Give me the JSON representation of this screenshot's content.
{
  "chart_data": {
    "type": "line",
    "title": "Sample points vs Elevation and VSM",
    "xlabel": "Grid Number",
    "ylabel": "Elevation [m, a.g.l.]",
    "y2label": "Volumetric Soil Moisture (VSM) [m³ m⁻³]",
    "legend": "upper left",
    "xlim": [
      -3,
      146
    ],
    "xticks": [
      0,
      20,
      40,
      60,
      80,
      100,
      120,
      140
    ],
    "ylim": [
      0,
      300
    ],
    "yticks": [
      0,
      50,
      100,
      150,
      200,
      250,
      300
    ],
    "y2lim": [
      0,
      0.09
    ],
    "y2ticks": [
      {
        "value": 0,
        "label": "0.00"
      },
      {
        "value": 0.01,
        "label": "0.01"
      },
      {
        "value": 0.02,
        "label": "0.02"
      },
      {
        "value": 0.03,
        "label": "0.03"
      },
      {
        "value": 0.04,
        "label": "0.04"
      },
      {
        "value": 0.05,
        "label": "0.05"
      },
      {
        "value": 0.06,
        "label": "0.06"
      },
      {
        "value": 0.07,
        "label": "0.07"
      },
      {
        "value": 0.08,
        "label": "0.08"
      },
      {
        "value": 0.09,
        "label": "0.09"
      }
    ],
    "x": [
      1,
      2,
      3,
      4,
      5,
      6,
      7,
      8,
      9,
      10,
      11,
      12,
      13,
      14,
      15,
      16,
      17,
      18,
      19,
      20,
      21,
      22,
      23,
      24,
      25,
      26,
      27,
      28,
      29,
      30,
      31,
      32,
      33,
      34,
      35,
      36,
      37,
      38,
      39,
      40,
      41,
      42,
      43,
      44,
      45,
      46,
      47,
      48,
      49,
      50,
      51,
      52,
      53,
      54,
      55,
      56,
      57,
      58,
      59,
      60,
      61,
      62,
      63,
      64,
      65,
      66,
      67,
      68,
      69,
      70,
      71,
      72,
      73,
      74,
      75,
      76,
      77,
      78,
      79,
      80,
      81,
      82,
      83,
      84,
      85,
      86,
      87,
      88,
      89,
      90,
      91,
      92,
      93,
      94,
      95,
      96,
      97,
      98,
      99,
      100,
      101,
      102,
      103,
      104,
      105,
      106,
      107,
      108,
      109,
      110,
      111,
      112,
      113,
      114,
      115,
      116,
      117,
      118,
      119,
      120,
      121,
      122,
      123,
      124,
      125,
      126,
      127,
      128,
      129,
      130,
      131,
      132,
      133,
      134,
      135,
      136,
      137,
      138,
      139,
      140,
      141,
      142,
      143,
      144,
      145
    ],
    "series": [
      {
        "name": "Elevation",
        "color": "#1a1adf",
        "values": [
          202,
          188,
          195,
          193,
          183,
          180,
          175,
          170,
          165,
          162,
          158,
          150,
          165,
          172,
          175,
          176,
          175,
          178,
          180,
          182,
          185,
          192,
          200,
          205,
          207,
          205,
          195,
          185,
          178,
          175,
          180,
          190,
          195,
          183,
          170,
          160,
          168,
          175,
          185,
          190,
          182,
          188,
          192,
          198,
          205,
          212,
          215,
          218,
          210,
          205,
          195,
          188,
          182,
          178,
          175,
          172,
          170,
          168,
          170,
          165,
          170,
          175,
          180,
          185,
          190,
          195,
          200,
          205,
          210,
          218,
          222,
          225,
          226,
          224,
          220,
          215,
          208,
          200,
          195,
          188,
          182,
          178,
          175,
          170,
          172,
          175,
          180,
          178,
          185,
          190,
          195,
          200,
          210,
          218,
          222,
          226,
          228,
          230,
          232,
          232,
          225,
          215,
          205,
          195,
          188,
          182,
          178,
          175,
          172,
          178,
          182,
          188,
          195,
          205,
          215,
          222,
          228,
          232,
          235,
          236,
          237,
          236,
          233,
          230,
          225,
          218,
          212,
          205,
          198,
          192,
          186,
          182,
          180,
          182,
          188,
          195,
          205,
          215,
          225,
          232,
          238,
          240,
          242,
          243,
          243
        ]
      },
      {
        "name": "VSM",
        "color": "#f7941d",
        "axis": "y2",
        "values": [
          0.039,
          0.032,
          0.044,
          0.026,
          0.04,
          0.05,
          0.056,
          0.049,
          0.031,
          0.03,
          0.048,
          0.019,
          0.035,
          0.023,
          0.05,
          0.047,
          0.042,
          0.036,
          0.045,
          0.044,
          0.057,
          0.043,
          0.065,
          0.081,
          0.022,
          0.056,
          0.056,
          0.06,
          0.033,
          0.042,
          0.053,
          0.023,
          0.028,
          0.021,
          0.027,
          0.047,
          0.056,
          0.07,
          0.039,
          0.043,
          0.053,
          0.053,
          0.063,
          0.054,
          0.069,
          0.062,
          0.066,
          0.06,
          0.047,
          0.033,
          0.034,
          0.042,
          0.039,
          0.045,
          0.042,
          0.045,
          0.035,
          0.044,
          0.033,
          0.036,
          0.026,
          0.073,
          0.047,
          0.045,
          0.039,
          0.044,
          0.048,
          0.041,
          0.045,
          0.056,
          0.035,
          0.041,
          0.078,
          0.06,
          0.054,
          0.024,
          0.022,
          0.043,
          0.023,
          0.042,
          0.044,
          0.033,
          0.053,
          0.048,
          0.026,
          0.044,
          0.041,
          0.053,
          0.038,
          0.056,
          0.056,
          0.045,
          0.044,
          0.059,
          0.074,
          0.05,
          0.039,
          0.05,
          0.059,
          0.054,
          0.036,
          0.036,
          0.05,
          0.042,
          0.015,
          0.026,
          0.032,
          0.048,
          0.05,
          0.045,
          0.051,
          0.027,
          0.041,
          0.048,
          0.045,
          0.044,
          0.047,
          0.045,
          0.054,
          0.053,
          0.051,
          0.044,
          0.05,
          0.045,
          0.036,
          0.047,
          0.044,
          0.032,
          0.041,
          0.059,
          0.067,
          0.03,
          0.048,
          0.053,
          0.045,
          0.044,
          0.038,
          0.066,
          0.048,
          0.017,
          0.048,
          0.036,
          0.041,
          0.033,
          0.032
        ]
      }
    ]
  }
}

++++++

Output the entries verbatim.

Give me the JSON representation of this screenshot's content.
{
  "chart_data": {
    "type": "line",
    "title": "Sample points vs Elevation and VSM",
    "xlabel": "Grid Number",
    "ylabel": "Elevation [m, a.g.l.]",
    "y2label": "Volumetric Soil Moisture (VSM) [m³ m⁻³]",
    "legend": "upper left",
    "xlim": [
      -3,
      146
    ],
    "xticks": [
      0,
      20,
      40,
      60,
      80,
      100,
      120,
      140
    ],
    "ylim": [
      0,
      300
    ],
    "yticks": [
      0,
      50,
      100,
      150,
      200,
      250,
      300
    ],
    "y2lim": [
      0,
      0.09
    ],
    "y2ticks": [
      {
        "value": 0,
        "label": "0.00"
      },
      {
        "value": 0.01,
        "label": "0.01"
      },
      {
        "value": 0.02,
        "label": "0.02"
      },
      {
        "value": 0.03,
        "label": "0.03"
      },
      {
        "value": 0.04,
        "label": "0.04"
      },
      {
        "value": 0.05,
        "label": "0.05"
      },
      {
        "value": 0.06,
        "label": "0.06"
      },
      {
        "value": 0.07,
        "label": "0.07"
      },
      {
        "value": 0.08,
        "label": "0.08"
      },
      {
        "value": 0.09,
        "label": "0.09"
      }
    ],
    "x": [
      1,
      2,
      3,
      4,
      5,
      6,
      7,
      8,
      9,
      10,
      11,
      12,
      13,
      14,
      15,
      16,
      17,
      18,
      19,
      20,
      21,
      22,
      23,
      24,
      25,
      26,
      27,
      28,
      29,
      30,
      31,
      32,
      33,
      34,
      35,
      36,
      37,
      38,
      39,
      40,
      41,
      42,
      43,
      44,
      45,
      46,
      47,
      48,
      49,
      50,
      51,
      52,
      53,
      54,
      55,
      56,
      57,
      58,
      59,
      60,
      61,
      62,
      63,
      64,
      65,
      66,
      67,
      68,
      69,
      70,
      71,
      72,
      73,
      74,
      75,
      76,
      77,
      78,
      79,
      80,
      81,
      82,
      83,
      84,
      85,
      86,
      87,
      88,
      89,
      90,
      91,
      92,
      93,
      94,
      95,
      96,
      97,
      98,
      99,
      100,
      101,
      102,
      103,
      104,
      105,
      106,
      107,
      108,
      109,
      110,
      111,
      112,
      113,
      114,
      115,
      116,
      117,
      118,
      119,
      120,
      121,
      122,
      123,
      124,
      125,
      126,
      127,
      128,
      129,
      130,
      131,
      132,
      133,
      134,
      135,
      136,
      137,
      138,
      139,
      140,
      141,
      142,
      143,
      144,
      145
    ],
    "series": [
      {
        "name": "Elevation",
        "color": "#1a1adf",
        "values": [
          202,
          188,
          195,
          193,
          183,
          180,
          175,
          170,
          165,
          162,
          158,
          150,
          165,
          172,
          175,
          176,
          175,
          178,
          180,
          182,
          185,
          192,
          200,
          205,
          207,
          205,
          195,
          185,
          178,
          175,
          180,
          190,
          195,
          183,
          170,
          160,
          168,
          175,
          185,
          190,
          182,
          188,
          192,
          198,
          205,
          212,
          215,
          218,
          210,
          205,
          195,
          188,
          182,
          178,
          175,
          172,
          170,
          168,
          170,
          165,
          170,
          175,
          180,
          185,
          190,
          195,
          200,
          205,
          210,
          218,
          222,
          225,
          226,
          224,
          220,
          215,
          208,
          200,
          195,
          188,
          182,
          178,
          175,
          170,
          172,
          175,
          180,
          178,
          185,
          190,
          195,
          200,
          210,
          218,
          222,
          226,
          228,
          230,
          232,
          232,
          225,
          215,
          205,
          195,
          188,
          182,
          178,
          175,
          172,
          178,
          182,
          188,
          195,
          205,
          215,
          222,
          228,
          232,
          235,
          236,
          237,
          236,
          233,
          230,
          225,
          218,
          212,
          205,
          198,
          192,
          186,
          182,
          180,
          182,
          188,
          195,
          205,
          215,
          225,
          232,
          238,
          240,
          242,
          243,
          243
        ]
      },
      {
        "name": "VSM",
        "color": "#f7941d",
        "axis": "y2",
        "values": [
          0.039,
          0.032,
          0.044,
          0.026,
          0.04,
          0.05,
          0.056,
          0.049,
          0.031,
          0.03,
          0.048,
          0.019,
          0.035,
          0.023,
          0.05,
          0.047,
          0.042,
          0.036,
          0.045,
          0.044,
          0.057,
          0.043,
          0.065,
          0.081,
          0.022,
          0.056,
          0.056,
          0.06,
          0.033,
          0.042,
          0.053,
          0.023,
          0.028,
          0.021,
          0.027,
          0.047,
          0.056,
          0.07,
          0.039,
          0.043,
          0.053,
          0.053,
          0.063,
          0.054,
          0.069,
          0.062,
          0.066,
          0.06,
          0.047,
          0.033,
          0.034,
          0.042,
          0.039,
          0.045,
          0.042,
          0.045,
          0.035,
          0.044,
          0.033,
          0.036,
          0.026,
          0.073,
          0.047,
          0.045,
          0.039,
          0.044,
          0.048,
          0.041,
          0.045,
          0.056,
          0.035,
          0.041,
          0.078,
          0.06,
          0.054,
          0.024,
          0.022,
          0.043,
          0.023,
          0.042,
          0.044,
          0.033,
          0.053,
          0.048,
          0.026,
          0.044,
          0.041,
          0.053,
          0.038,
          0.056,
          0.056,
          0.045,
          0.044,
          0.059,
          0.074,
          0.05,
          0.039,
          0.05,
          0.059,
          0.054,
          0.036,
          0.036,
          0.05,
          0.042,
          0.015,
          0.026,
          0.032,
          0.048,
          0.05,
          0.045,
          0.051,
          0.027,
          0.041,
          0.048,
          0.045,
          0.044,
          0.047,
          0.045,
          0.054,
          0.053,
          0.051,
          0.044,
          0.05,
          0.045,
          0.036,
          0.047,
          0.044,
          0.032,
          0.041,
          0.059,
          0.067,
          0.03,
          0.048,
          0.053,
          0.045,
          0.044,
          0.038,
          0.066,
          0.048,
          0.017,
          0.048,
          0.036,
          0.041,
          0.033,
          0.032
        ]
      }
    ]
  }
}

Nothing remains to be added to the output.